**Information supplied**.
· · · · ·

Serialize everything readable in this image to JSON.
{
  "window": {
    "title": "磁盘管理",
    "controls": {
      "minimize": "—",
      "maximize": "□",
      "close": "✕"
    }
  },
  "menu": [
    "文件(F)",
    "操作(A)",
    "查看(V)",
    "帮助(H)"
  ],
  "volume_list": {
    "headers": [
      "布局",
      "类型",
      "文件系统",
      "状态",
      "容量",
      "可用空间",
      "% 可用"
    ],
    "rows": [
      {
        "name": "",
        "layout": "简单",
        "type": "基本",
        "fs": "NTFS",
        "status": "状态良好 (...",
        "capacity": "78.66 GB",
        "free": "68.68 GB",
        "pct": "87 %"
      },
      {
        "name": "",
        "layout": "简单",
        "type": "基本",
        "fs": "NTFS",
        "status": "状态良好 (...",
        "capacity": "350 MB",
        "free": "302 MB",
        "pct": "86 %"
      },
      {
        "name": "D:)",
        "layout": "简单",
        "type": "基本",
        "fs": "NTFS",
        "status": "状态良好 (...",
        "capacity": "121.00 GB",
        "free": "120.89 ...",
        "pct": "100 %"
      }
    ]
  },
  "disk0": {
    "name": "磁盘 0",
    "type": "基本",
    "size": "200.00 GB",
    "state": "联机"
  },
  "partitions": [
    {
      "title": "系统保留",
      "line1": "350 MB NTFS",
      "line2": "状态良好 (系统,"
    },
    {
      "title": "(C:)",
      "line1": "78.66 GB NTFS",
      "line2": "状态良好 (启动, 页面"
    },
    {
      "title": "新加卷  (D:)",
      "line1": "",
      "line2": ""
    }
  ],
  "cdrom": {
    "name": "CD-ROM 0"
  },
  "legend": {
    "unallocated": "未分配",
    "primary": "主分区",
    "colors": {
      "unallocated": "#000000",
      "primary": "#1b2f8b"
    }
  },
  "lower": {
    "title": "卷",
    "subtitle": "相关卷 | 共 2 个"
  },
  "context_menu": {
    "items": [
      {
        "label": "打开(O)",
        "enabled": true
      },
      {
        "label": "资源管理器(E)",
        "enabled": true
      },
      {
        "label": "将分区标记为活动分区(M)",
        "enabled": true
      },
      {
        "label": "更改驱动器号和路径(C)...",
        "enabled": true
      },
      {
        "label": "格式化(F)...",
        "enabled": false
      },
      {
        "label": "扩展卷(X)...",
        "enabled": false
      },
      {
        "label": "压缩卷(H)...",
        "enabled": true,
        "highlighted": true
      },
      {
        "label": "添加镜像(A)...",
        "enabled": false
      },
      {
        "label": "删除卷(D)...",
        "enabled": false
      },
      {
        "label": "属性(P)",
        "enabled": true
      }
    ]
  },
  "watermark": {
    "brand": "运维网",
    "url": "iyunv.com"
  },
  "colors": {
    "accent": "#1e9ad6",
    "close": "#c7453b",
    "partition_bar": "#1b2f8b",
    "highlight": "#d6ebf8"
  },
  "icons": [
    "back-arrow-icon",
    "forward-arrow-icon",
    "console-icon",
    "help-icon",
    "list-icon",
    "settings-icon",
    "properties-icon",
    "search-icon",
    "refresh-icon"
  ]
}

· · · · ·

**Written problem**. Quote every record above exactly.

**Full output**.
Serialize everything readable in this image to JSON.
{
  "window": {
    "title": "磁盘管理",
    "controls": {
      "minimize": "—",
      "maximize": "□",
      "close": "✕"
    }
  },
  "menu": [
    "文件(F)",
    "操作(A)",
    "查看(V)",
    "帮助(H)"
  ],
  "volume_list": {
    "headers": [
      "布局",
      "类型",
      "文件系统",
      "状态",
      "容量",
      "可用空间",
      "% 可用"
    ],
    "rows": [
      {
        "name": "",
        "layout": "简单",
        "type": "基本",
        "fs": "NTFS",
        "status": "状态良好 (...",
        "capacity": "78.66 GB",
        "free": "68.68 GB",
        "pct": "87 %"
      },
      {
        "name": "",
        "layout": "简单",
        "type": "基本",
        "fs": "NTFS",
        "status": "状态良好 (...",
        "capacity": "350 MB",
        "free": "302 MB",
        "pct": "86 %"
      },
      {
        "name": "D:)",
        "layout": "简单",
        "type": "基本",
        "fs": "NTFS",
        "status": "状态良好 (...",
        "capacity": "121.00 GB",
        "free": "120.89 ...",
        "pct": "100 %"
      }
    ]
  },
  "disk0": {
    "name": "磁盘 0",
    "type": "基本",
    "size": "200.00 GB",
    "state": "联机"
  },
  "partitions": [
    {
      "title": "系统保留",
      "line1": "350 MB NTFS",
      "line2": "状态良好 (系统,"
    },
    {
      "title": "(C:)",
      "line1": "78.66 GB NTFS",
      "line2": "状态良好 (启动, 页面"
    },
    {
      "title": "新加卷  (D:)",
      "line1": "",
      "line2": ""
    }
  ],
  "cdrom": {
    "name": "CD-ROM 0"
  },
  "legend": {
    "unallocated": "未分配",
    "primary": "主分区",
    "colors": {
      "unallocated": "#000000",
      "primary": "#1b2f8b"
    }
  },
  "lower": {
    "title": "卷",
    "subtitle": "相关卷 | 共 2 个"
  },
  "context_menu": {
    "items": [
      {
        "label": "打开(O)",
        "enabled": true
      },
      {
        "label": "资源管理器(E)",
        "enabled": true
      },
      {
        "label": "将分区标记为活动分区(M)",
        "enabled": true
      },
      {
        "label": "更改驱动器号和路径(C)...",
        "enabled": true
      },
      {
        "label": "格式化(F)...",
        "enabled": false
      },
      {
        "label": "扩展卷(X)...",
        "enabled": false
      },
      {
        "label": "压缩卷(H)...",
        "enabled": true,
        "highlighted": true
      },
      {
        "label": "添加镜像(A)...",
        "enabled": false
      },
      {
        "label": "删除卷(D)...",
        "enabled": false
      },
      {
        "label": "属性(P)",
        "enabled": true
      }
    ]
  },
  "watermark": {
    "brand": "运维网",
    "url": "iyunv.com"
  },
  "colors": {
    "accent": "#1e9ad6",
    "close": "#c7453b",
    "partition_bar": "#1b2f8b",
    "highlight": "#d6ebf8"
  },
  "icons": [
    "back-arrow-icon",
    "forward-arrow-icon",
    "console-icon",
    "help-icon",
    "list-icon",
    "settings-icon",
    "properties-icon",
    "search-icon",
    "refresh-icon"
  ]
}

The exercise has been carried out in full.